TASK DIRECTIONS: Write out each line word for word. Drop pictures.

>> BEGIN

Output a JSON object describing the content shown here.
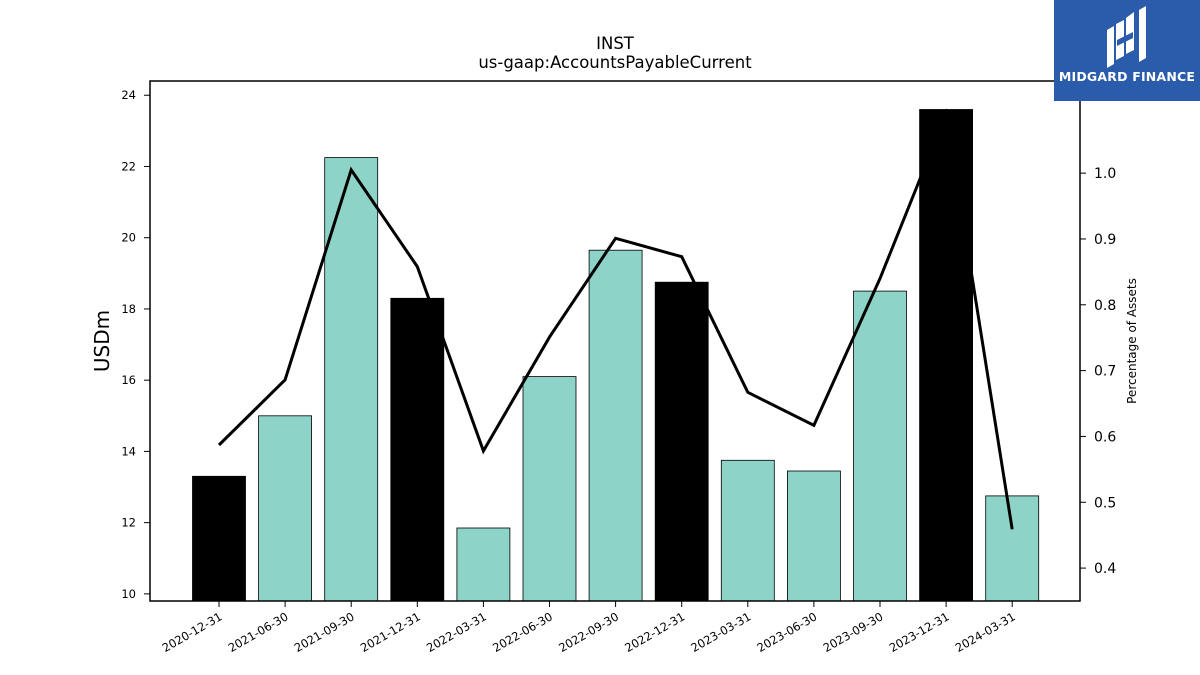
{
  "brand": {
    "name": "MIDGARD FINANCE",
    "color": "#2b5bab"
  },
  "chart_data": {
    "type": "bar",
    "title": "INST",
    "subtitle": "us-gaap:AccountsPayableCurrent",
    "ylabel": "USDm",
    "y2label": "Percentage of Assets",
    "ylim": [
      9.8,
      24.4
    ],
    "y2lim": [
      0.35,
      1.14
    ],
    "yticks": [
      10,
      12,
      14,
      16,
      18,
      20,
      22,
      24
    ],
    "y2ticks": [
      "0.4",
      "0.5",
      "0.6",
      "0.7",
      "0.8",
      "0.9",
      "1.0"
    ],
    "categories": [
      "2020-12-31",
      "2021-06-30",
      "2021-09-30",
      "2021-12-31",
      "2022-03-31",
      "2022-06-30",
      "2022-09-30",
      "2022-12-31",
      "2023-03-31",
      "2023-06-30",
      "2023-09-30",
      "2023-12-31",
      "2024-03-31"
    ],
    "series": [
      {
        "type": "bar",
        "values": [
          13.3,
          15.0,
          22.25,
          18.3,
          11.85,
          16.1,
          19.65,
          18.75,
          13.75,
          13.45,
          18.5,
          23.6,
          12.75
        ]
      },
      {
        "type": "line",
        "axis": "right",
        "values": [
          0.587,
          0.686,
          1.005,
          0.858,
          0.578,
          0.751,
          0.901,
          0.873,
          0.667,
          0.617,
          0.84,
          1.09,
          0.459
        ]
      }
    ],
    "bar_colors": [
      "#000000",
      "#8dd3c7",
      "#8dd3c7",
      "#000000",
      "#8dd3c7",
      "#8dd3c7",
      "#8dd3c7",
      "#000000",
      "#8dd3c7",
      "#8dd3c7",
      "#8dd3c7",
      "#000000",
      "#8dd3c7"
    ],
    "line_color": "#000000",
    "grid": false
  }
}
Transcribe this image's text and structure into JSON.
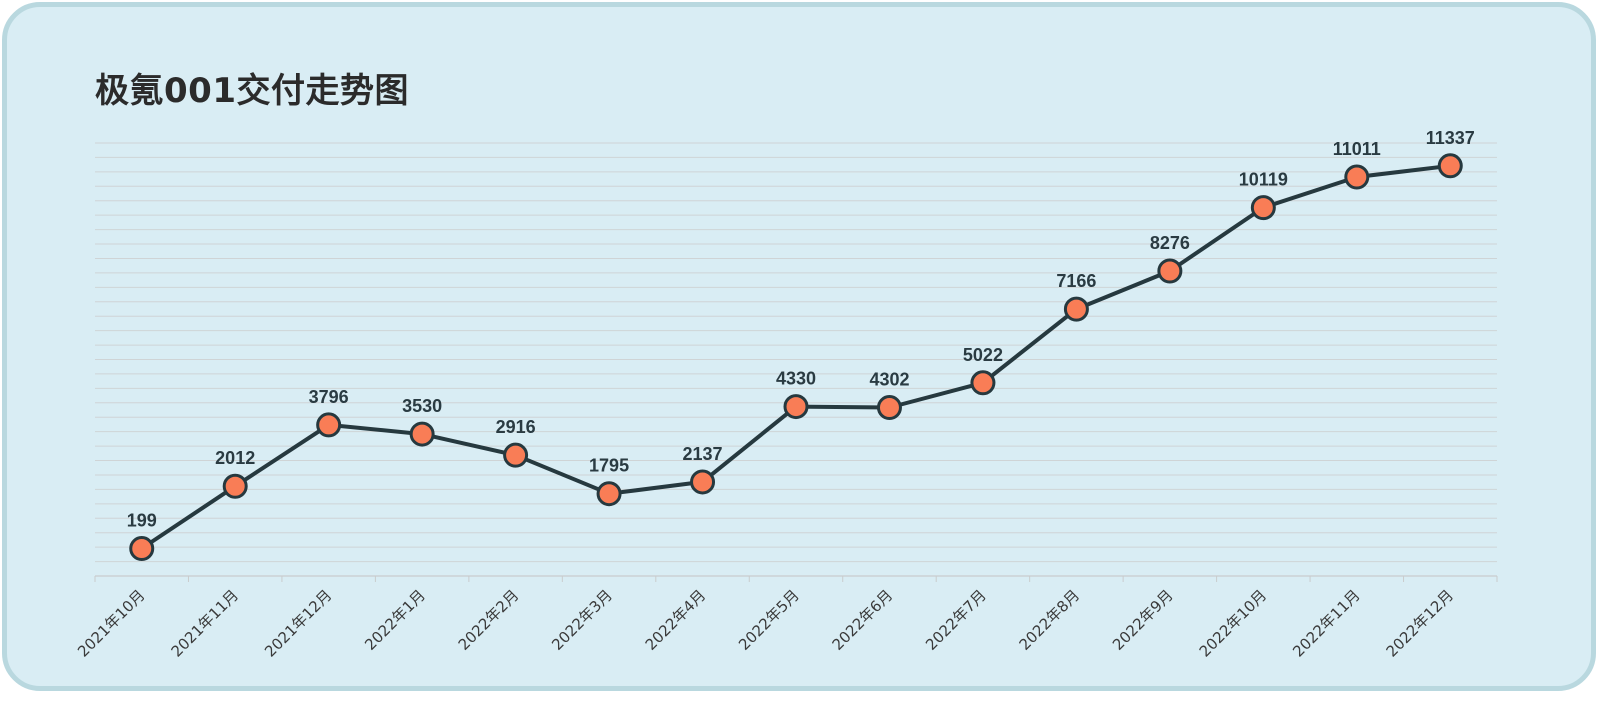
{
  "title": "极氪001交付走势图",
  "colors": {
    "background": "#d9edf4",
    "frame": "#b9d8df",
    "line": "#26393f",
    "marker_fill": "#f97d56",
    "grid": "#cfd4d6"
  },
  "chart_data": {
    "type": "line",
    "title": "极氪001交付走势图",
    "xlabel": "",
    "ylabel": "",
    "categories": [
      "2021年10月",
      "2021年11月",
      "2021年12月",
      "2022年1月",
      "2022年2月",
      "2022年3月",
      "2022年4月",
      "2022年5月",
      "2022年6月",
      "2022年7月",
      "2022年8月",
      "2022年9月",
      "2022年10月",
      "2022年11月",
      "2022年12月"
    ],
    "series": [
      {
        "values": [
          199,
          2012,
          3796,
          3530,
          2916,
          1795,
          2137,
          4330,
          4302,
          5022,
          7166,
          8276,
          10119,
          11011,
          11337
        ]
      }
    ],
    "ylim": [
      -600,
      12000
    ],
    "grid": true,
    "legend": "none",
    "data_labels": true
  }
}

>> END

FINISHED ANSWER:
Output a JSON object describing the content shown here.
{
  "brand": {
    "name": "MIDGARD FINANCE",
    "color": "#2b5bab"
  },
  "chart_data": {
    "type": "bar",
    "title": "INST",
    "subtitle": "us-gaap:AccountsPayableCurrent",
    "ylabel": "USDm",
    "y2label": "Percentage of Assets",
    "ylim": [
      9.8,
      24.4
    ],
    "y2lim": [
      0.35,
      1.14
    ],
    "yticks": [
      10,
      12,
      14,
      16,
      18,
      20,
      22,
      24
    ],
    "y2ticks": [
      "0.4",
      "0.5",
      "0.6",
      "0.7",
      "0.8",
      "0.9",
      "1.0"
    ],
    "categories": [
      "2020-12-31",
      "2021-06-30",
      "2021-09-30",
      "2021-12-31",
      "2022-03-31",
      "2022-06-30",
      "2022-09-30",
      "2022-12-31",
      "2023-03-31",
      "2023-06-30",
      "2023-09-30",
      "2023-12-31",
      "2024-03-31"
    ],
    "series": [
      {
        "type": "bar",
        "values": [
          13.3,
          15.0,
          22.25,
          18.3,
          11.85,
          16.1,
          19.65,
          18.75,
          13.75,
          13.45,
          18.5,
          23.6,
          12.75
        ]
      },
      {
        "type": "line",
        "axis": "right",
        "values": [
          0.587,
          0.686,
          1.005,
          0.858,
          0.578,
          0.751,
          0.901,
          0.873,
          0.667,
          0.617,
          0.84,
          1.09,
          0.459
        ]
      }
    ],
    "bar_colors": [
      "#000000",
      "#8dd3c7",
      "#8dd3c7",
      "#000000",
      "#8dd3c7",
      "#8dd3c7",
      "#8dd3c7",
      "#000000",
      "#8dd3c7",
      "#8dd3c7",
      "#8dd3c7",
      "#000000",
      "#8dd3c7"
    ],
    "line_color": "#000000",
    "grid": false
  }
}
Transcribe this image's text and structure into JSON.
{
  "title": "极氪001交付走势图",
  "colors": {
    "background": "#d9edf4",
    "frame": "#b9d8df",
    "line": "#26393f",
    "marker_fill": "#f97d56",
    "grid": "#cfd4d6"
  },
  "chart_data": {
    "type": "line",
    "title": "极氪001交付走势图",
    "xlabel": "",
    "ylabel": "",
    "categories": [
      "2021年10月",
      "2021年11月",
      "2021年12月",
      "2022年1月",
      "2022年2月",
      "2022年3月",
      "2022年4月",
      "2022年5月",
      "2022年6月",
      "2022年7月",
      "2022年8月",
      "2022年9月",
      "2022年10月",
      "2022年11月",
      "2022年12月"
    ],
    "series": [
      {
        "values": [
          199,
          2012,
          3796,
          3530,
          2916,
          1795,
          2137,
          4330,
          4302,
          5022,
          7166,
          8276,
          10119,
          11011,
          11337
        ]
      }
    ],
    "ylim": [
      -600,
      12000
    ],
    "grid": true,
    "legend": "none",
    "data_labels": true
  }
}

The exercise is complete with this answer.